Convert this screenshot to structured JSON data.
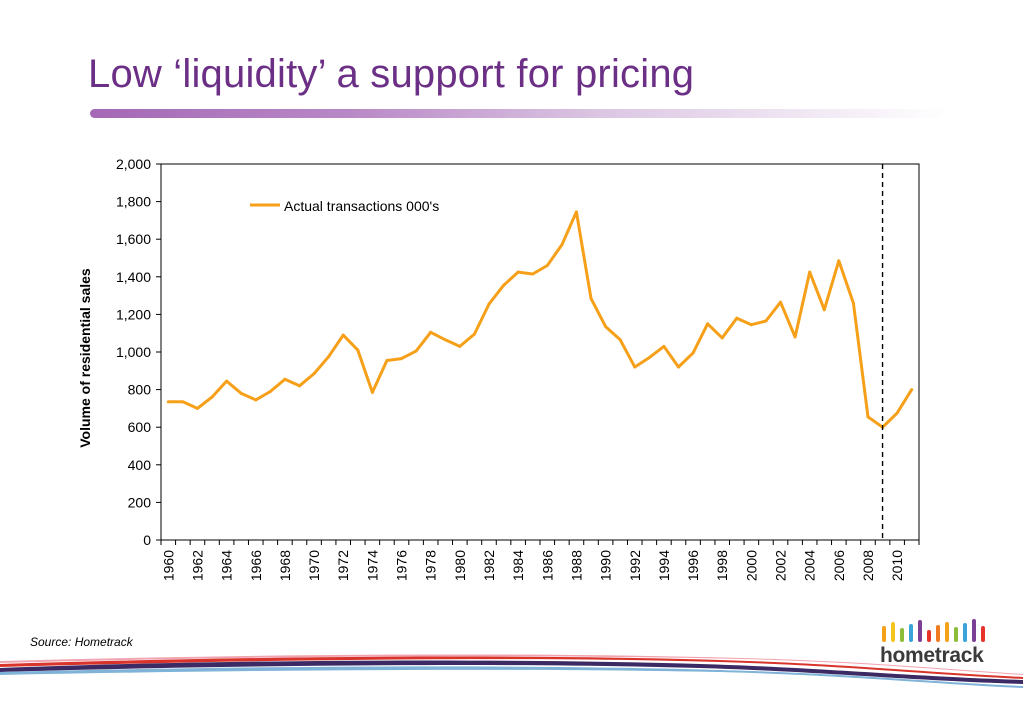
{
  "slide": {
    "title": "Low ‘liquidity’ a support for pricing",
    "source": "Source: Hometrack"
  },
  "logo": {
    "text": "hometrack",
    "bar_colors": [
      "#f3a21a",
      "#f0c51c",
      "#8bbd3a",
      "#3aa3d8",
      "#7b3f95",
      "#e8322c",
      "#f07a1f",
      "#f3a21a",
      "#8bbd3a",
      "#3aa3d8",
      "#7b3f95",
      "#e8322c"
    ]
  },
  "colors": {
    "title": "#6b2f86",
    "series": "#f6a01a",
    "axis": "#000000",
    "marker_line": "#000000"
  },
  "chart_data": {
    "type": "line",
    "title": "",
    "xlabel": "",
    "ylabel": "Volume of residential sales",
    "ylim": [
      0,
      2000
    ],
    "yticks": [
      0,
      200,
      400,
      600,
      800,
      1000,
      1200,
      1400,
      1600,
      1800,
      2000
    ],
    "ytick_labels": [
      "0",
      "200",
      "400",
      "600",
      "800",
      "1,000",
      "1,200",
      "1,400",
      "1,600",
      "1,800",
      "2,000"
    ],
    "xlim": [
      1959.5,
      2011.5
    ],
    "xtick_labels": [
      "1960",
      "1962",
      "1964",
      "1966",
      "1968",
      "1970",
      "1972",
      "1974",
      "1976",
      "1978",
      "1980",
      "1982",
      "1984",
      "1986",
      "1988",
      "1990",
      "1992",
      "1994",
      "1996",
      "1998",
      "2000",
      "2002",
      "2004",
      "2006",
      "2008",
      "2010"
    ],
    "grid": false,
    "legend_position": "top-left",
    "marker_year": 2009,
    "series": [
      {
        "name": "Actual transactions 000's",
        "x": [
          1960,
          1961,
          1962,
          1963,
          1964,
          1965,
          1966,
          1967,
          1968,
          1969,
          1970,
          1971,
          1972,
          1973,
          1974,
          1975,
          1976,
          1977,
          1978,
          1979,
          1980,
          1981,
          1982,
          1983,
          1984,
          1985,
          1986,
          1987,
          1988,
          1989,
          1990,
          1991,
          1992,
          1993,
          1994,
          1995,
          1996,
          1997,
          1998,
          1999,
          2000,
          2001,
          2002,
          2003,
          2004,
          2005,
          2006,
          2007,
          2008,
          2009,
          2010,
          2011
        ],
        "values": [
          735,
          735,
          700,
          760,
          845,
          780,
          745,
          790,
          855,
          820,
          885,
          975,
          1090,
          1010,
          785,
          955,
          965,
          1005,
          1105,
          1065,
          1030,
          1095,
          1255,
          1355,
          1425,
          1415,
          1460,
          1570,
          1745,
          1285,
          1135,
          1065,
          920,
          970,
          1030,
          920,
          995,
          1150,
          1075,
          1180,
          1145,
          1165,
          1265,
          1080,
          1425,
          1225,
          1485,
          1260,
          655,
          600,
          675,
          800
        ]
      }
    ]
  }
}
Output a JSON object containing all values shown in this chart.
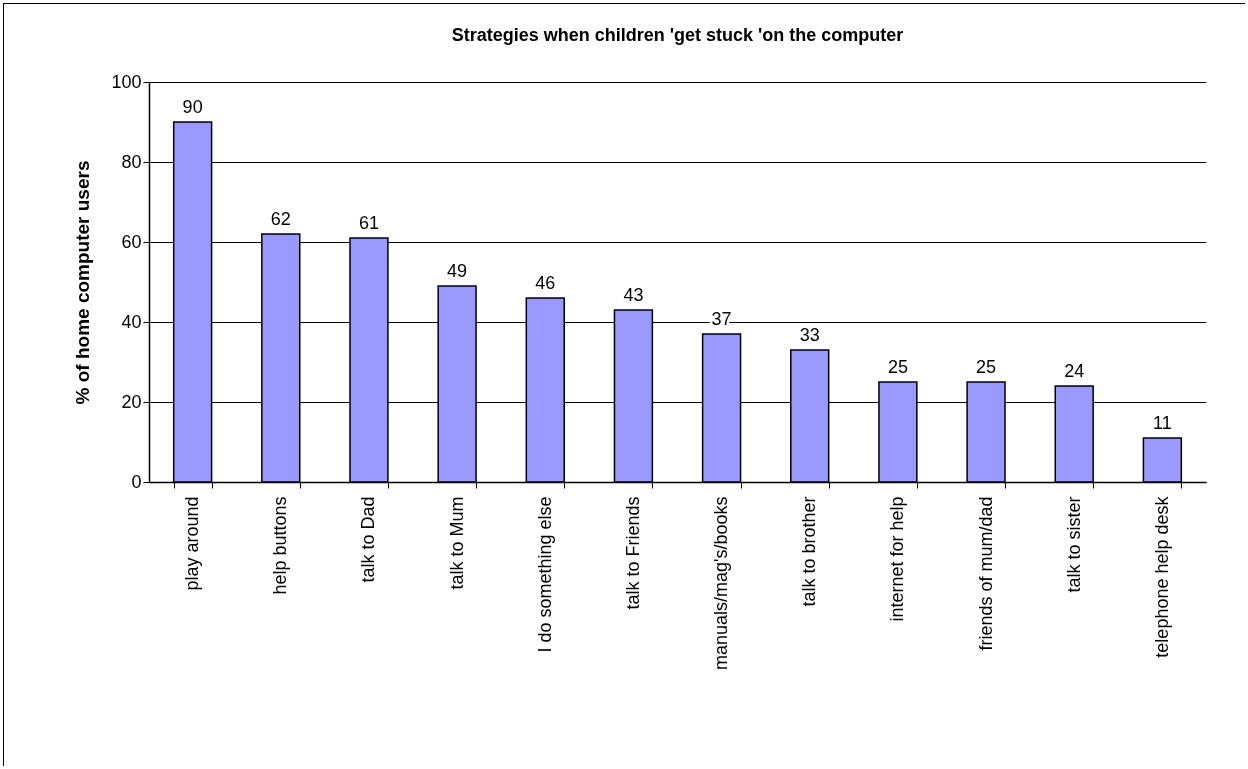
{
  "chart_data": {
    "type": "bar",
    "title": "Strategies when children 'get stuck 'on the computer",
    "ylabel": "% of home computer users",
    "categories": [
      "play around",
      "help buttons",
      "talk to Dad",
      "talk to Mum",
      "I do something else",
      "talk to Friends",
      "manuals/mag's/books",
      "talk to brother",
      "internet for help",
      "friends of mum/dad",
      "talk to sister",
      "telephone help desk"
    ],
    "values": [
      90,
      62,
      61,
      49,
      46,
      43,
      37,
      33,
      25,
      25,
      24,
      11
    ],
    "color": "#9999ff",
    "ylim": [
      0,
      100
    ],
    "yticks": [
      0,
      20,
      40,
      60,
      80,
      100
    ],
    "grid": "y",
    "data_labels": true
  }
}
+---+
## Exercise goal
Repeat the data exactly, without the pictures.

## Task solution
Convert this screenshot to structured JSON data.
{
  "slide": {
    "title": "Low ‘liquidity’ a support for pricing",
    "source": "Source: Hometrack"
  },
  "logo": {
    "text": "hometrack",
    "bar_colors": [
      "#f3a21a",
      "#f0c51c",
      "#8bbd3a",
      "#3aa3d8",
      "#7b3f95",
      "#e8322c",
      "#f07a1f",
      "#f3a21a",
      "#8bbd3a",
      "#3aa3d8",
      "#7b3f95",
      "#e8322c"
    ]
  },
  "colors": {
    "title": "#6b2f86",
    "series": "#f6a01a",
    "axis": "#000000",
    "marker_line": "#000000"
  },
  "chart_data": {
    "type": "line",
    "title": "",
    "xlabel": "",
    "ylabel": "Volume of residential sales",
    "ylim": [
      0,
      2000
    ],
    "yticks": [
      0,
      200,
      400,
      600,
      800,
      1000,
      1200,
      1400,
      1600,
      1800,
      2000
    ],
    "ytick_labels": [
      "0",
      "200",
      "400",
      "600",
      "800",
      "1,000",
      "1,200",
      "1,400",
      "1,600",
      "1,800",
      "2,000"
    ],
    "xlim": [
      1959.5,
      2011.5
    ],
    "xtick_labels": [
      "1960",
      "1962",
      "1964",
      "1966",
      "1968",
      "1970",
      "1972",
      "1974",
      "1976",
      "1978",
      "1980",
      "1982",
      "1984",
      "1986",
      "1988",
      "1990",
      "1992",
      "1994",
      "1996",
      "1998",
      "2000",
      "2002",
      "2004",
      "2006",
      "2008",
      "2010"
    ],
    "grid": false,
    "legend_position": "top-left",
    "marker_year": 2009,
    "series": [
      {
        "name": "Actual transactions 000's",
        "x": [
          1960,
          1961,
          1962,
          1963,
          1964,
          1965,
          1966,
          1967,
          1968,
          1969,
          1970,
          1971,
          1972,
          1973,
          1974,
          1975,
          1976,
          1977,
          1978,
          1979,
          1980,
          1981,
          1982,
          1983,
          1984,
          1985,
          1986,
          1987,
          1988,
          1989,
          1990,
          1991,
          1992,
          1993,
          1994,
          1995,
          1996,
          1997,
          1998,
          1999,
          2000,
          2001,
          2002,
          2003,
          2004,
          2005,
          2006,
          2007,
          2008,
          2009,
          2010,
          2011
        ],
        "values": [
          735,
          735,
          700,
          760,
          845,
          780,
          745,
          790,
          855,
          820,
          885,
          975,
          1090,
          1010,
          785,
          955,
          965,
          1005,
          1105,
          1065,
          1030,
          1095,
          1255,
          1355,
          1425,
          1415,
          1460,
          1570,
          1745,
          1285,
          1135,
          1065,
          920,
          970,
          1030,
          920,
          995,
          1150,
          1075,
          1180,
          1145,
          1165,
          1265,
          1080,
          1425,
          1225,
          1485,
          1260,
          655,
          600,
          675,
          800
        ]
      }
    ]
  }
}
Output a JSON object containing all values shown in this chart.
{
  "chart_data": {
    "type": "bar",
    "title": "Strategies when children 'get stuck 'on the computer",
    "ylabel": "% of home computer users",
    "categories": [
      "play around",
      "help buttons",
      "talk to Dad",
      "talk to Mum",
      "I do something else",
      "talk to Friends",
      "manuals/mag's/books",
      "talk to brother",
      "internet for help",
      "friends of mum/dad",
      "talk to sister",
      "telephone help desk"
    ],
    "values": [
      90,
      62,
      61,
      49,
      46,
      43,
      37,
      33,
      25,
      25,
      24,
      11
    ],
    "color": "#9999ff",
    "ylim": [
      0,
      100
    ],
    "yticks": [
      0,
      20,
      40,
      60,
      80,
      100
    ],
    "grid": "y",
    "data_labels": true
  }
}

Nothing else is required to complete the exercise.